• [Exercise details] Every record below is to be retyped exactly.

##### Supplied data #####

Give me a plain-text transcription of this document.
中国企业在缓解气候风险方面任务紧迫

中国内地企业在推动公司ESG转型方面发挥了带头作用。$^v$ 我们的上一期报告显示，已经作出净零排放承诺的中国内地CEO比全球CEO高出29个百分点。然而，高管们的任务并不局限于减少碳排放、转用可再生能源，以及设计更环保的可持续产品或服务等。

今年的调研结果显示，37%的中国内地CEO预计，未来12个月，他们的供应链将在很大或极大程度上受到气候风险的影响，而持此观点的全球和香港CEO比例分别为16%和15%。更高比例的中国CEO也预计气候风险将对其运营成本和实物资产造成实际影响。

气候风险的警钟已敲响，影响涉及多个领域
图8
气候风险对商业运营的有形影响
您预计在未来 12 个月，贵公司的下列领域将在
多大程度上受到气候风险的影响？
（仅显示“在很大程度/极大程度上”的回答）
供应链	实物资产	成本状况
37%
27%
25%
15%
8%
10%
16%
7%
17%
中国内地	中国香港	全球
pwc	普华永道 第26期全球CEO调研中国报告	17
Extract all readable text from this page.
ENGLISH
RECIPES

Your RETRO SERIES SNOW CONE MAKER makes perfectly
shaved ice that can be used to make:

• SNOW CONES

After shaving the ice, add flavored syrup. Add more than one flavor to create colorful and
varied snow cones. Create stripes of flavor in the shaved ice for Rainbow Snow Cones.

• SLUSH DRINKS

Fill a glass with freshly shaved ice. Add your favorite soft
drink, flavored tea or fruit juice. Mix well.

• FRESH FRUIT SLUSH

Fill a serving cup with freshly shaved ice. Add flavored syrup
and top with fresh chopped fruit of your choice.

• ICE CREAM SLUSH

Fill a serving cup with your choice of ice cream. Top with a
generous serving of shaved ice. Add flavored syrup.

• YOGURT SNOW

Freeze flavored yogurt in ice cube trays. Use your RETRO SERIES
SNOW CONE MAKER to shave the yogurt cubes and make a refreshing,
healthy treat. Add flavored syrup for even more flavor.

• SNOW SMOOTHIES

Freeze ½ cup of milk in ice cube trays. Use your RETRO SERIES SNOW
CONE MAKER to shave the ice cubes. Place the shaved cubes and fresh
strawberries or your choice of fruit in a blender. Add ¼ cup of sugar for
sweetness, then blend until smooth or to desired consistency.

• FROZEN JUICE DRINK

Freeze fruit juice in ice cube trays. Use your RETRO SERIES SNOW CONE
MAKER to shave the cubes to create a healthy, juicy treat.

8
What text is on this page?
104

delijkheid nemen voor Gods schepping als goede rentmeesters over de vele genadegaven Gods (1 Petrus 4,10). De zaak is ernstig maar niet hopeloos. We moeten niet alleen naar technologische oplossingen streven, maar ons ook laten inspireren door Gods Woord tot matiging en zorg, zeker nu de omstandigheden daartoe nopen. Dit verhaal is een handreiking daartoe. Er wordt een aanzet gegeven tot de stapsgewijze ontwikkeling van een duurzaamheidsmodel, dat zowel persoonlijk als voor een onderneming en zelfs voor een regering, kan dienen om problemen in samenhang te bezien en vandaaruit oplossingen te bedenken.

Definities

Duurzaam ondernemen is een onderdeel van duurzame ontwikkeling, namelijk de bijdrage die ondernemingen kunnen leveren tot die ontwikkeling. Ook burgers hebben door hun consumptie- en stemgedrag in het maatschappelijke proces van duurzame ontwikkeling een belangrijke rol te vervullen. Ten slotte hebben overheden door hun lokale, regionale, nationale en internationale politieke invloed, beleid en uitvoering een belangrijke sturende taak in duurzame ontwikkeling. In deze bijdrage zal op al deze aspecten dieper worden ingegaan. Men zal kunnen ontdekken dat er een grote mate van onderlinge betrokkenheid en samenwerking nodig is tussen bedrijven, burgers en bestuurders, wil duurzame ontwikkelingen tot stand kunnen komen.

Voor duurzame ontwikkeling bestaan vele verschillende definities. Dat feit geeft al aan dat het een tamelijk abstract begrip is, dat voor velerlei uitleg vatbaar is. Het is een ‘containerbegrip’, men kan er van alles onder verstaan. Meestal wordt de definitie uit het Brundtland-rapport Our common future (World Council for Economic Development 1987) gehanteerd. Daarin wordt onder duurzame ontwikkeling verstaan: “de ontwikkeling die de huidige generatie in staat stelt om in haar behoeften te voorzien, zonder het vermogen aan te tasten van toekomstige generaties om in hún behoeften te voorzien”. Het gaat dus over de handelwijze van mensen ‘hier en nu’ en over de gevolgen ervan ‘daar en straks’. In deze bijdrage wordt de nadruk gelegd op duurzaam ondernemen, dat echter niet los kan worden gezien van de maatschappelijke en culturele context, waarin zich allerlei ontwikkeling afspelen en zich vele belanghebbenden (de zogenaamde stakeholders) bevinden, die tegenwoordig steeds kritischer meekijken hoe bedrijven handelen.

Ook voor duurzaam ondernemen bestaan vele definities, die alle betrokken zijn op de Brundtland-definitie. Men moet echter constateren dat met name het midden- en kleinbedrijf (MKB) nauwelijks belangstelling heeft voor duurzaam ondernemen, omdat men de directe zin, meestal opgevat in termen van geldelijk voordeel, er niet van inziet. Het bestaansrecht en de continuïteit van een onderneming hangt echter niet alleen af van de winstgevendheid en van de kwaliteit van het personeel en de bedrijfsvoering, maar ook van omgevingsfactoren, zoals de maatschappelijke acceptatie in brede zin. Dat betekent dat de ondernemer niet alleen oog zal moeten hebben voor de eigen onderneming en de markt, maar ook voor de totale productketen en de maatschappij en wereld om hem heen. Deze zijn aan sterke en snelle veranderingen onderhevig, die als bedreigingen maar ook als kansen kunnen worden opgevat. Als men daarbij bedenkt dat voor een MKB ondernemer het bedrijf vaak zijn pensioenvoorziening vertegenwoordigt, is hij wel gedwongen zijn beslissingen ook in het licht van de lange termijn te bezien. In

#####

• [Final result]
Give me a plain-text transcription of this document.
中国企业在缓解气候风险方面任务紧迫

中国内地企业在推动公司ESG转型方面发挥了带头作用。$^v$ 我们的上一期报告显示，已经作出净零排放承诺的中国内地CEO比全球CEO高出29个百分点。然而，高管们的任务并不局限于减少碳排放、转用可再生能源，以及设计更环保的可持续产品或服务等。

今年的调研结果显示，37%的中国内地CEO预计，未来12个月，他们的供应链将在很大或极大程度上受到气候风险的影响，而持此观点的全球和香港CEO比例分别为16%和15%。更高比例的中国CEO也预计气候风险将对其运营成本和实物资产造成实际影响。

气候风险的警钟已敲响，影响涉及多个领域
图8
气候风险对商业运营的有形影响
您预计在未来 12 个月，贵公司的下列领域将在
多大程度上受到气候风险的影响？
（仅显示“在很大程度/极大程度上”的回答）
供应链	实物资产	成本状况
37%
27%
25%
15%
8%
10%
16%
7%
17%
中国内地	中国香港	全球
pwc	普华永道 第26期全球CEO调研中国报告	17
Extract all readable text from this page.
ENGLISH
RECIPES

Your RETRO SERIES SNOW CONE MAKER makes perfectly
shaved ice that can be used to make:

• SNOW CONES

After shaving the ice, add flavored syrup. Add more than one flavor to create colorful and
varied snow cones. Create stripes of flavor in the shaved ice for Rainbow Snow Cones.

• SLUSH DRINKS

Fill a glass with freshly shaved ice. Add your favorite soft
drink, flavored tea or fruit juice. Mix well.

• FRESH FRUIT SLUSH

Fill a serving cup with freshly shaved ice. Add flavored syrup
and top with fresh chopped fruit of your choice.

• ICE CREAM SLUSH

Fill a serving cup with your choice of ice cream. Top with a
generous serving of shaved ice. Add flavored syrup.

• YOGURT SNOW

Freeze flavored yogurt in ice cube trays. Use your RETRO SERIES
SNOW CONE MAKER to shave the yogurt cubes and make a refreshing,
healthy treat. Add flavored syrup for even more flavor.

• SNOW SMOOTHIES

Freeze ½ cup of milk in ice cube trays. Use your RETRO SERIES SNOW
CONE MAKER to shave the ice cubes. Place the shaved cubes and fresh
strawberries or your choice of fruit in a blender. Add ¼ cup of sugar for
sweetness, then blend until smooth or to desired consistency.

• FROZEN JUICE DRINK

Freeze fruit juice in ice cube trays. Use your RETRO SERIES SNOW CONE
MAKER to shave the cubes to create a healthy, juicy treat.

8
What text is on this page?
104

delijkheid nemen voor Gods schepping als goede rentmeesters over de vele genadegaven Gods (1 Petrus 4,10). De zaak is ernstig maar niet hopeloos. We moeten niet alleen naar technologische oplossingen streven, maar ons ook laten inspireren door Gods Woord tot matiging en zorg, zeker nu de omstandigheden daartoe nopen. Dit verhaal is een handreiking daartoe. Er wordt een aanzet gegeven tot de stapsgewijze ontwikkeling van een duurzaamheidsmodel, dat zowel persoonlijk als voor een onderneming en zelfs voor een regering, kan dienen om problemen in samenhang te bezien en vandaaruit oplossingen te bedenken.

Definities

Duurzaam ondernemen is een onderdeel van duurzame ontwikkeling, namelijk de bijdrage die ondernemingen kunnen leveren tot die ontwikkeling. Ook burgers hebben door hun consumptie- en stemgedrag in het maatschappelijke proces van duurzame ontwikkeling een belangrijke rol te vervullen. Ten slotte hebben overheden door hun lokale, regionale, nationale en internationale politieke invloed, beleid en uitvoering een belangrijke sturende taak in duurzame ontwikkeling. In deze bijdrage zal op al deze aspecten dieper worden ingegaan. Men zal kunnen ontdekken dat er een grote mate van onderlinge betrokkenheid en samenwerking nodig is tussen bedrijven, burgers en bestuurders, wil duurzame ontwikkelingen tot stand kunnen komen.

Voor duurzame ontwikkeling bestaan vele verschillende definities. Dat feit geeft al aan dat het een tamelijk abstract begrip is, dat voor velerlei uitleg vatbaar is. Het is een ‘containerbegrip’, men kan er van alles onder verstaan. Meestal wordt de definitie uit het Brundtland-rapport Our common future (World Council for Economic Development 1987) gehanteerd. Daarin wordt onder duurzame ontwikkeling verstaan: “de ontwikkeling die de huidige generatie in staat stelt om in haar behoeften te voorzien, zonder het vermogen aan te tasten van toekomstige generaties om in hún behoeften te voorzien”. Het gaat dus over de handelwijze van mensen ‘hier en nu’ en over de gevolgen ervan ‘daar en straks’. In deze bijdrage wordt de nadruk gelegd op duurzaam ondernemen, dat echter niet los kan worden gezien van de maatschappelijke en culturele context, waarin zich allerlei ontwikkeling afspelen en zich vele belanghebbenden (de zogenaamde stakeholders) bevinden, die tegenwoordig steeds kritischer meekijken hoe bedrijven handelen.

Ook voor duurzaam ondernemen bestaan vele definities, die alle betrokken zijn op de Brundtland-definitie. Men moet echter constateren dat met name het midden- en kleinbedrijf (MKB) nauwelijks belangstelling heeft voor duurzaam ondernemen, omdat men de directe zin, meestal opgevat in termen van geldelijk voordeel, er niet van inziet. Het bestaansrecht en de continuïteit van een onderneming hangt echter niet alleen af van de winstgevendheid en van de kwaliteit van het personeel en de bedrijfsvoering, maar ook van omgevingsfactoren, zoals de maatschappelijke acceptatie in brede zin. Dat betekent dat de ondernemer niet alleen oog zal moeten hebben voor de eigen onderneming en de markt, maar ook voor de totale productketen en de maatschappij en wereld om hem heen. Deze zijn aan sterke en snelle veranderingen onderhevig, die als bedreigingen maar ook als kansen kunnen worden opgevat. Als men daarbij bedenkt dat voor een MKB ondernemer het bedrijf vaak zijn pensioenvoorziening vertegenwoordigt, is hij wel gedwongen zijn beslissingen ook in het licht van de lange termijn te bezien. In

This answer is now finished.